(Extracts from a graphics dataset)

┄┄┄┄┄┄┄┄┄┄

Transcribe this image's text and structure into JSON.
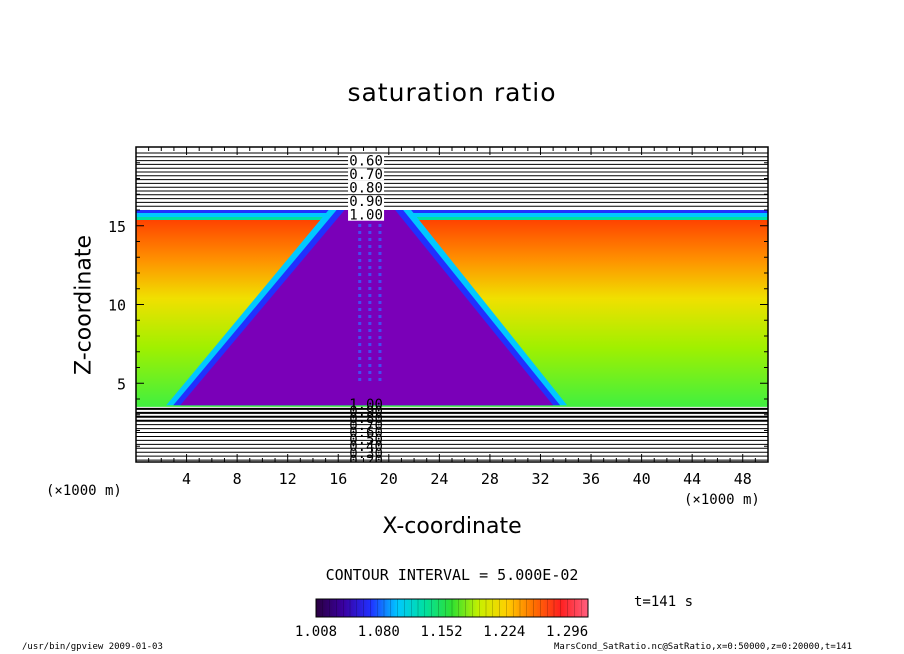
{
  "chart_data": {
    "type": "heatmap",
    "title": "saturation ratio",
    "xlabel": "X-coordinate",
    "ylabel": "Z-coordinate",
    "x_unit": "(×1000 m)",
    "y_unit": "(×1000 m)",
    "xlim": [
      0,
      50
    ],
    "ylim": [
      0,
      20
    ],
    "x_ticks": [
      4,
      8,
      12,
      16,
      20,
      24,
      28,
      32,
      36,
      40,
      44,
      48
    ],
    "x_tick_labels": [
      "4",
      "8",
      "12",
      "16",
      "20",
      "24",
      "28",
      "32",
      "36",
      "40",
      "44",
      "48"
    ],
    "y_ticks": [
      5,
      10,
      15
    ],
    "y_tick_labels": [
      "5",
      "10",
      "15"
    ],
    "contour_labels_upper": [
      "0.60",
      "0.70",
      "0.80",
      "0.90",
      "1.00"
    ],
    "contour_labels_lower": [
      "1.00",
      "0.90",
      "0.80",
      "0.70",
      "0.60",
      "0.50",
      "0.40",
      "0.30",
      "0.20"
    ],
    "contour_interval": "CONTOUR INTERVAL = 5.000E-02",
    "colorbar": {
      "min": 1.008,
      "max": 1.32,
      "ticks": [
        1.008,
        1.08,
        1.152,
        1.224,
        1.296
      ],
      "tick_labels": [
        "1.008",
        "1.080",
        "1.152",
        "1.224",
        "1.296"
      ],
      "colors": [
        "#2a0040",
        "#3a00a0",
        "#2030ff",
        "#00c8ff",
        "#00e0a0",
        "#30e030",
        "#c8f000",
        "#ffd000",
        "#ff7000",
        "#ff2020",
        "#ff6080"
      ]
    },
    "field": {
      "supersaturated_layer_z": [
        3.5,
        16
      ],
      "triangle_apex_x": [
        16.5,
        20.5
      ],
      "triangle_apex_z": 16,
      "triangle_base_x": [
        3.5,
        33
      ],
      "triangle_base_z": 3.6,
      "background_colors": [
        "#40f040",
        "#a0f000",
        "#f0e000",
        "#ff9000",
        "#ff3000"
      ],
      "triangle_color": "#7a00b8"
    },
    "time_label": "t=141 s"
  },
  "footer": {
    "left": "/usr/bin/gpview   2009-01-03",
    "right": "MarsCond_SatRatio.nc@SatRatio,x=0:50000,z=0:20000,t=141"
  }
}
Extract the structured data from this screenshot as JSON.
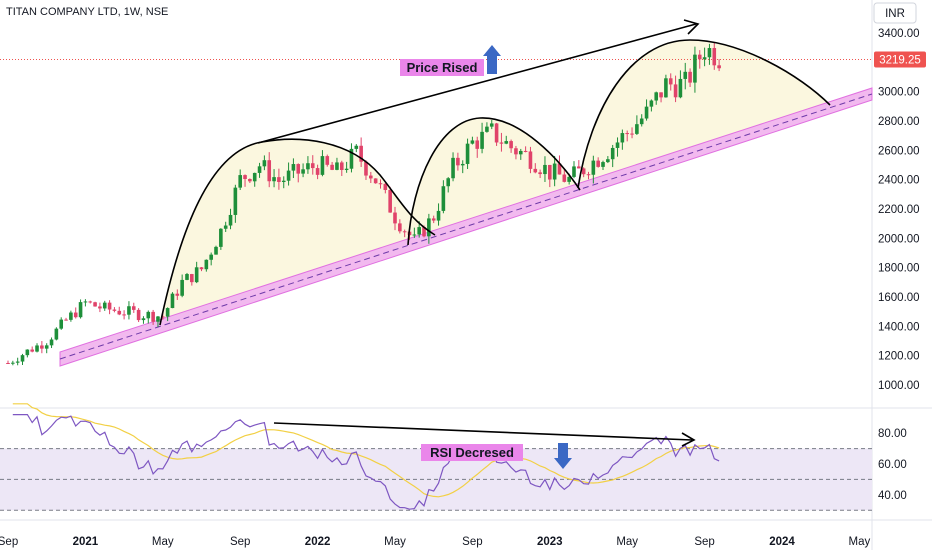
{
  "header": {
    "title": "TITAN COMPANY LTD, 1W, NSE",
    "currency": "INR"
  },
  "colors": {
    "up": "#26a69a",
    "down": "#ef5350",
    "up_body": "#1e8f3a",
    "down_body": "#e0436a",
    "channel": "#e88ce8",
    "cup_fill": "#fbf7df",
    "rsi_line": "#7e57c2",
    "rsi_ma": "#f2d045",
    "rsi_band": "#ede7f6",
    "label_bg": "#ea86ea",
    "arrow_blue": "#3b68c4"
  },
  "chart_data": [
    {
      "type": "candlestick",
      "name": "price",
      "ylim": [
        880,
        3520
      ],
      "y_ticks": [
        1000,
        1200,
        1400,
        1600,
        1800,
        2000,
        2200,
        2400,
        2600,
        2800,
        3000,
        3200,
        3400
      ],
      "y_tick_labels": [
        "1000.00",
        "1200.00",
        "1400.00",
        "1600.00",
        "1800.00",
        "2000.00",
        "2200.00",
        "2400.00",
        "2600.00",
        "2800.00",
        "3000.00",
        "3200.00",
        "3400.00"
      ],
      "last_price": 3219.25,
      "last_price_label": "3219.25",
      "series": [
        {
          "date": "2020-09",
          "close": 1150
        },
        {
          "date": "2020-10",
          "close": 1230
        },
        {
          "date": "2020-11",
          "close": 1300
        },
        {
          "date": "2020-12",
          "close": 1440
        },
        {
          "date": "2021-01",
          "close": 1560
        },
        {
          "date": "2021-02",
          "close": 1520
        },
        {
          "date": "2021-03",
          "close": 1500
        },
        {
          "date": "2021-04",
          "close": 1480
        },
        {
          "date": "2021-05",
          "close": 1470
        },
        {
          "date": "2021-06",
          "close": 1700
        },
        {
          "date": "2021-07",
          "close": 1790
        },
        {
          "date": "2021-08",
          "close": 2050
        },
        {
          "date": "2021-09",
          "close": 2400
        },
        {
          "date": "2021-10",
          "close": 2500
        },
        {
          "date": "2021-11",
          "close": 2390
        },
        {
          "date": "2021-12",
          "close": 2450
        },
        {
          "date": "2022-01",
          "close": 2500
        },
        {
          "date": "2022-02",
          "close": 2450
        },
        {
          "date": "2022-03",
          "close": 2580
        },
        {
          "date": "2022-04",
          "close": 2400
        },
        {
          "date": "2022-05",
          "close": 2150
        },
        {
          "date": "2022-06",
          "close": 1980
        },
        {
          "date": "2022-07",
          "close": 2150
        },
        {
          "date": "2022-08",
          "close": 2480
        },
        {
          "date": "2022-09",
          "close": 2650
        },
        {
          "date": "2022-10",
          "close": 2720
        },
        {
          "date": "2022-11",
          "close": 2620
        },
        {
          "date": "2022-12",
          "close": 2550
        },
        {
          "date": "2023-01",
          "close": 2450
        },
        {
          "date": "2023-02",
          "close": 2400
        },
        {
          "date": "2023-03",
          "close": 2500
        },
        {
          "date": "2023-04",
          "close": 2600
        },
        {
          "date": "2023-05",
          "close": 2720
        },
        {
          "date": "2023-06",
          "close": 2850
        },
        {
          "date": "2023-07",
          "close": 3050
        },
        {
          "date": "2023-08",
          "close": 3050
        },
        {
          "date": "2023-09",
          "close": 3300
        },
        {
          "date": "2023-10",
          "close": 3219
        }
      ],
      "annotations": {
        "price_label": "Price Rised"
      }
    },
    {
      "type": "line",
      "name": "rsi",
      "ylim": [
        25,
        95
      ],
      "y_ticks": [
        40,
        60,
        80
      ],
      "y_tick_labels": [
        "40.00",
        "60.00",
        "80.00"
      ],
      "band": [
        30,
        70
      ],
      "midline": 50,
      "annotations": {
        "rsi_label": "RSI Decresed"
      }
    }
  ],
  "x_axis": {
    "labels": [
      {
        "text": "Sep",
        "date": "2020-09",
        "bold": false
      },
      {
        "text": "2021",
        "date": "2021-01",
        "bold": true
      },
      {
        "text": "May",
        "date": "2021-05",
        "bold": false
      },
      {
        "text": "Sep",
        "date": "2021-09",
        "bold": false
      },
      {
        "text": "2022",
        "date": "2022-01",
        "bold": true
      },
      {
        "text": "May",
        "date": "2022-05",
        "bold": false
      },
      {
        "text": "Sep",
        "date": "2022-09",
        "bold": false
      },
      {
        "text": "2023",
        "date": "2023-01",
        "bold": true
      },
      {
        "text": "May",
        "date": "2023-05",
        "bold": false
      },
      {
        "text": "Sep",
        "date": "2023-09",
        "bold": false
      },
      {
        "text": "2024",
        "date": "2024-01",
        "bold": true
      },
      {
        "text": "May",
        "date": "2024-05",
        "bold": false
      }
    ]
  }
}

┄┄┄┄┄┄┄┄┄┄

The problem:
Reproduce the material word for word. Any pictures should be left out of the copy.

The solution:
Transcribe this image's text and structure into JSON.
{
  "chart_data": {
    "type": "heatmap",
    "title": "saturation ratio",
    "xlabel": "X-coordinate",
    "ylabel": "Z-coordinate",
    "x_unit": "(×1000 m)",
    "y_unit": "(×1000 m)",
    "xlim": [
      0,
      50
    ],
    "ylim": [
      0,
      20
    ],
    "x_ticks": [
      4,
      8,
      12,
      16,
      20,
      24,
      28,
      32,
      36,
      40,
      44,
      48
    ],
    "x_tick_labels": [
      "4",
      "8",
      "12",
      "16",
      "20",
      "24",
      "28",
      "32",
      "36",
      "40",
      "44",
      "48"
    ],
    "y_ticks": [
      5,
      10,
      15
    ],
    "y_tick_labels": [
      "5",
      "10",
      "15"
    ],
    "contour_labels_upper": [
      "0.60",
      "0.70",
      "0.80",
      "0.90",
      "1.00"
    ],
    "contour_labels_lower": [
      "1.00",
      "0.90",
      "0.80",
      "0.70",
      "0.60",
      "0.50",
      "0.40",
      "0.30",
      "0.20"
    ],
    "contour_interval": "CONTOUR INTERVAL = 5.000E-02",
    "colorbar": {
      "min": 1.008,
      "max": 1.32,
      "ticks": [
        1.008,
        1.08,
        1.152,
        1.224,
        1.296
      ],
      "tick_labels": [
        "1.008",
        "1.080",
        "1.152",
        "1.224",
        "1.296"
      ],
      "colors": [
        "#2a0040",
        "#3a00a0",
        "#2030ff",
        "#00c8ff",
        "#00e0a0",
        "#30e030",
        "#c8f000",
        "#ffd000",
        "#ff7000",
        "#ff2020",
        "#ff6080"
      ]
    },
    "field": {
      "supersaturated_layer_z": [
        3.5,
        16
      ],
      "triangle_apex_x": [
        16.5,
        20.5
      ],
      "triangle_apex_z": 16,
      "triangle_base_x": [
        3.5,
        33
      ],
      "triangle_base_z": 3.6,
      "background_colors": [
        "#40f040",
        "#a0f000",
        "#f0e000",
        "#ff9000",
        "#ff3000"
      ],
      "triangle_color": "#7a00b8"
    },
    "time_label": "t=141 s"
  },
  "footer": {
    "left": "/usr/bin/gpview   2009-01-03",
    "right": "MarsCond_SatRatio.nc@SatRatio,x=0:50000,z=0:20000,t=141"
  }
}
Extract the structured data from this screenshot as JSON.
{
  "header": {
    "title": "TITAN COMPANY LTD, 1W, NSE",
    "currency": "INR"
  },
  "colors": {
    "up": "#26a69a",
    "down": "#ef5350",
    "up_body": "#1e8f3a",
    "down_body": "#e0436a",
    "channel": "#e88ce8",
    "cup_fill": "#fbf7df",
    "rsi_line": "#7e57c2",
    "rsi_ma": "#f2d045",
    "rsi_band": "#ede7f6",
    "label_bg": "#ea86ea",
    "arrow_blue": "#3b68c4"
  },
  "chart_data": [
    {
      "type": "candlestick",
      "name": "price",
      "ylim": [
        880,
        3520
      ],
      "y_ticks": [
        1000,
        1200,
        1400,
        1600,
        1800,
        2000,
        2200,
        2400,
        2600,
        2800,
        3000,
        3200,
        3400
      ],
      "y_tick_labels": [
        "1000.00",
        "1200.00",
        "1400.00",
        "1600.00",
        "1800.00",
        "2000.00",
        "2200.00",
        "2400.00",
        "2600.00",
        "2800.00",
        "3000.00",
        "3200.00",
        "3400.00"
      ],
      "last_price": 3219.25,
      "last_price_label": "3219.25",
      "series": [
        {
          "date": "2020-09",
          "close": 1150
        },
        {
          "date": "2020-10",
          "close": 1230
        },
        {
          "date": "2020-11",
          "close": 1300
        },
        {
          "date": "2020-12",
          "close": 1440
        },
        {
          "date": "2021-01",
          "close": 1560
        },
        {
          "date": "2021-02",
          "close": 1520
        },
        {
          "date": "2021-03",
          "close": 1500
        },
        {
          "date": "2021-04",
          "close": 1480
        },
        {
          "date": "2021-05",
          "close": 1470
        },
        {
          "date": "2021-06",
          "close": 1700
        },
        {
          "date": "2021-07",
          "close": 1790
        },
        {
          "date": "2021-08",
          "close": 2050
        },
        {
          "date": "2021-09",
          "close": 2400
        },
        {
          "date": "2021-10",
          "close": 2500
        },
        {
          "date": "2021-11",
          "close": 2390
        },
        {
          "date": "2021-12",
          "close": 2450
        },
        {
          "date": "2022-01",
          "close": 2500
        },
        {
          "date": "2022-02",
          "close": 2450
        },
        {
          "date": "2022-03",
          "close": 2580
        },
        {
          "date": "2022-04",
          "close": 2400
        },
        {
          "date": "2022-05",
          "close": 2150
        },
        {
          "date": "2022-06",
          "close": 1980
        },
        {
          "date": "2022-07",
          "close": 2150
        },
        {
          "date": "2022-08",
          "close": 2480
        },
        {
          "date": "2022-09",
          "close": 2650
        },
        {
          "date": "2022-10",
          "close": 2720
        },
        {
          "date": "2022-11",
          "close": 2620
        },
        {
          "date": "2022-12",
          "close": 2550
        },
        {
          "date": "2023-01",
          "close": 2450
        },
        {
          "date": "2023-02",
          "close": 2400
        },
        {
          "date": "2023-03",
          "close": 2500
        },
        {
          "date": "2023-04",
          "close": 2600
        },
        {
          "date": "2023-05",
          "close": 2720
        },
        {
          "date": "2023-06",
          "close": 2850
        },
        {
          "date": "2023-07",
          "close": 3050
        },
        {
          "date": "2023-08",
          "close": 3050
        },
        {
          "date": "2023-09",
          "close": 3300
        },
        {
          "date": "2023-10",
          "close": 3219
        }
      ],
      "annotations": {
        "price_label": "Price Rised"
      }
    },
    {
      "type": "line",
      "name": "rsi",
      "ylim": [
        25,
        95
      ],
      "y_ticks": [
        40,
        60,
        80
      ],
      "y_tick_labels": [
        "40.00",
        "60.00",
        "80.00"
      ],
      "band": [
        30,
        70
      ],
      "midline": 50,
      "annotations": {
        "rsi_label": "RSI Decresed"
      }
    }
  ],
  "x_axis": {
    "labels": [
      {
        "text": "Sep",
        "date": "2020-09",
        "bold": false
      },
      {
        "text": "2021",
        "date": "2021-01",
        "bold": true
      },
      {
        "text": "May",
        "date": "2021-05",
        "bold": false
      },
      {
        "text": "Sep",
        "date": "2021-09",
        "bold": false
      },
      {
        "text": "2022",
        "date": "2022-01",
        "bold": true
      },
      {
        "text": "May",
        "date": "2022-05",
        "bold": false
      },
      {
        "text": "Sep",
        "date": "2022-09",
        "bold": false
      },
      {
        "text": "2023",
        "date": "2023-01",
        "bold": true
      },
      {
        "text": "May",
        "date": "2023-05",
        "bold": false
      },
      {
        "text": "Sep",
        "date": "2023-09",
        "bold": false
      },
      {
        "text": "2024",
        "date": "2024-01",
        "bold": true
      },
      {
        "text": "May",
        "date": "2024-05",
        "bold": false
      }
    ]
  }
}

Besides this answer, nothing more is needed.